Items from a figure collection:
■ ■ ■

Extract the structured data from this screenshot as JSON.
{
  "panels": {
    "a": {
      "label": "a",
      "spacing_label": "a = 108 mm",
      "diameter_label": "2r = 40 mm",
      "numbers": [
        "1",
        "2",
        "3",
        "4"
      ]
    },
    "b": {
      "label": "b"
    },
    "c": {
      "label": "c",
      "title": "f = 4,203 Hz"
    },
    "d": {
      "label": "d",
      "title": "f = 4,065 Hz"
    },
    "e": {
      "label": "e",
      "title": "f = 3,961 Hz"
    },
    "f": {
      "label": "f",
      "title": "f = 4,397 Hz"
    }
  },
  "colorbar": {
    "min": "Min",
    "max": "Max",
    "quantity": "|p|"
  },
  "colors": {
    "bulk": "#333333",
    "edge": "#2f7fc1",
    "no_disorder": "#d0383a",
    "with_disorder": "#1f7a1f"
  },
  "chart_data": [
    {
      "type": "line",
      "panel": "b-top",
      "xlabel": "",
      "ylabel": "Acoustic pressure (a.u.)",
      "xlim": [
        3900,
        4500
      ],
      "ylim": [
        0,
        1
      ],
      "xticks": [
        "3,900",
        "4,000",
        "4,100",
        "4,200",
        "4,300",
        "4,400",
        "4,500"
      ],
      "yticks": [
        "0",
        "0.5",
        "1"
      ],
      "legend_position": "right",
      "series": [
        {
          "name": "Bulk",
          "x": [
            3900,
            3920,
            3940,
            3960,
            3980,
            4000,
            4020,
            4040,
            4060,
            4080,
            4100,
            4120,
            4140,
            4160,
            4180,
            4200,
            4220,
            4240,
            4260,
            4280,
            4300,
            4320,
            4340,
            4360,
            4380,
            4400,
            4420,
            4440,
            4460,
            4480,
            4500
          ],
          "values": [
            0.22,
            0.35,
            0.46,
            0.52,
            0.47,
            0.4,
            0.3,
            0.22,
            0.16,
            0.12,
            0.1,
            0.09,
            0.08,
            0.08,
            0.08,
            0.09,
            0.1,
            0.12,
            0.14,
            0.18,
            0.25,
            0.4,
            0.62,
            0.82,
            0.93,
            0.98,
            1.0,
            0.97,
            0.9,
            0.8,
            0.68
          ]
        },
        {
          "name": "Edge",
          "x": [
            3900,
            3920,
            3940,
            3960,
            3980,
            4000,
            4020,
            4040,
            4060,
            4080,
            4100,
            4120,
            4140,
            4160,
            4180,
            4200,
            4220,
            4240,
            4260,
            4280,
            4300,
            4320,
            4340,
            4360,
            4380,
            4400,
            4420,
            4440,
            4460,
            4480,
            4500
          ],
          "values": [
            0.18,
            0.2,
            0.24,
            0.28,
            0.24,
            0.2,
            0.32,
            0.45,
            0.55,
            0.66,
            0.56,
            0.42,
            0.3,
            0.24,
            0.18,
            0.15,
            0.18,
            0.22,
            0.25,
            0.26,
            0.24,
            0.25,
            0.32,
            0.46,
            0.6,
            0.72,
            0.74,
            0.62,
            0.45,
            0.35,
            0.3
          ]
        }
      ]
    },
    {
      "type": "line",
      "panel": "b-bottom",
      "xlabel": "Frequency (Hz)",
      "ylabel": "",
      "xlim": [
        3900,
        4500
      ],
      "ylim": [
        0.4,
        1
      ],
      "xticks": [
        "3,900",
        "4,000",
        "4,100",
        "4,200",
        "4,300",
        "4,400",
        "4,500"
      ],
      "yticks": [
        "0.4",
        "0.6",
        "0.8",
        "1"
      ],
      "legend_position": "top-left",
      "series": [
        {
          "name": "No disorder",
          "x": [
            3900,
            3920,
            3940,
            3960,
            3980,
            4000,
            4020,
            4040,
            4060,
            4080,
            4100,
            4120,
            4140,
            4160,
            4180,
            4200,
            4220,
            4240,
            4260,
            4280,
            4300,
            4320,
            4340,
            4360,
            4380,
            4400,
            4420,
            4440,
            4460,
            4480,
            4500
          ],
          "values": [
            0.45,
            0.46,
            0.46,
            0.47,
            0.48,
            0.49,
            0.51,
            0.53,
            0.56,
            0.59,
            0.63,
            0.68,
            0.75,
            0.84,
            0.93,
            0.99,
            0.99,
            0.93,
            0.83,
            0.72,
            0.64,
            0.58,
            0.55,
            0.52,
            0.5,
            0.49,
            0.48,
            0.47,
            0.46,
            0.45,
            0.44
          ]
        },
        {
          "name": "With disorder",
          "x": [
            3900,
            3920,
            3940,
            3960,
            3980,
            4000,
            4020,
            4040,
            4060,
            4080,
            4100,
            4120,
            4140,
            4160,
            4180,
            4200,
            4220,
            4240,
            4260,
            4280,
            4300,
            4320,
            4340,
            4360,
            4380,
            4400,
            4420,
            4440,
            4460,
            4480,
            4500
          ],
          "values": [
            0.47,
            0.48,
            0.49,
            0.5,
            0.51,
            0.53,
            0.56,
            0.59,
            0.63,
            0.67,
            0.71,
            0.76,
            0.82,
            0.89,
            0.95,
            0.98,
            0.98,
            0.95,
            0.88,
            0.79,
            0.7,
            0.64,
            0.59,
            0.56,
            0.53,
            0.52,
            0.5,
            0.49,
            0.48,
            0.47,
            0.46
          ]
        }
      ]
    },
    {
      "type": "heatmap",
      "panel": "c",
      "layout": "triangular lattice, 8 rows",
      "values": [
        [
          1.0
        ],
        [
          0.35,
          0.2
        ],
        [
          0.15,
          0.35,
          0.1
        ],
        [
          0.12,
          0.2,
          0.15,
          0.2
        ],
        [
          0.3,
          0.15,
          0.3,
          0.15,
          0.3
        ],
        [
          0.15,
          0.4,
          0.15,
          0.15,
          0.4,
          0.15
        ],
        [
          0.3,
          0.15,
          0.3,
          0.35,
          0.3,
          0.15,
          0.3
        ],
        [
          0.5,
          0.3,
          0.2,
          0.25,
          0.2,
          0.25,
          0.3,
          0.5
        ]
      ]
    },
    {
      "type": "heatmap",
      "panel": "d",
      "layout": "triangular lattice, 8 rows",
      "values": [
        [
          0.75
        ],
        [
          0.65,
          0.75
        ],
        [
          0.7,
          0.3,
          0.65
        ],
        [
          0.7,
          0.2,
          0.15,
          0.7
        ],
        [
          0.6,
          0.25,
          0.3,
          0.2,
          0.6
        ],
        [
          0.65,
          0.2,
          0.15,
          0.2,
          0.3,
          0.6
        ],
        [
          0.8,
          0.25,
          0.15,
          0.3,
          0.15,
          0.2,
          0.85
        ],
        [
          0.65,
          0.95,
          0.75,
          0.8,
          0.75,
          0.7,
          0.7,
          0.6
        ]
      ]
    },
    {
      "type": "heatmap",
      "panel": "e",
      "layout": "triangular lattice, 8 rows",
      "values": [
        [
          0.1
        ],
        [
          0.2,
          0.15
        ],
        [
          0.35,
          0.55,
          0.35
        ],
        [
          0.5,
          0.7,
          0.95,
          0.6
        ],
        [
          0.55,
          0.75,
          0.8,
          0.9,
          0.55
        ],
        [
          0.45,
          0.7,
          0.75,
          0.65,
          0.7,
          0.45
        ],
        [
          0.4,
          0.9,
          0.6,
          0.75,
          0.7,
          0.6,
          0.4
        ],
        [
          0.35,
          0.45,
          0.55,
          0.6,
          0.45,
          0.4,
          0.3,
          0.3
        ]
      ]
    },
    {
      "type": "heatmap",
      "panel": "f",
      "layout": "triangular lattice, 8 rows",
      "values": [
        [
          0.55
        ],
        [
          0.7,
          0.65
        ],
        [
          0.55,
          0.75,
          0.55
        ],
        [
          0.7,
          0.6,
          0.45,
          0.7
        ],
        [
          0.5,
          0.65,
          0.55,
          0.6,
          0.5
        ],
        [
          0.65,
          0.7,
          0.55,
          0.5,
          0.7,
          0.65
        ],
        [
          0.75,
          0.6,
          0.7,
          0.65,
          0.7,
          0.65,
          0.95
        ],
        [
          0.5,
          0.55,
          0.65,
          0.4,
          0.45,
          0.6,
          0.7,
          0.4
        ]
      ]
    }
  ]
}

■ ■ ■

▸ **THE REQUEST**: Go through the records and pull out each line that includes the word "name".

▸ **SOLUTION TO THIS PROBLEM**:
          "name": "Bulk",
          "name": "Edge",
          "name": "No disorder",
          "name": "With disorder",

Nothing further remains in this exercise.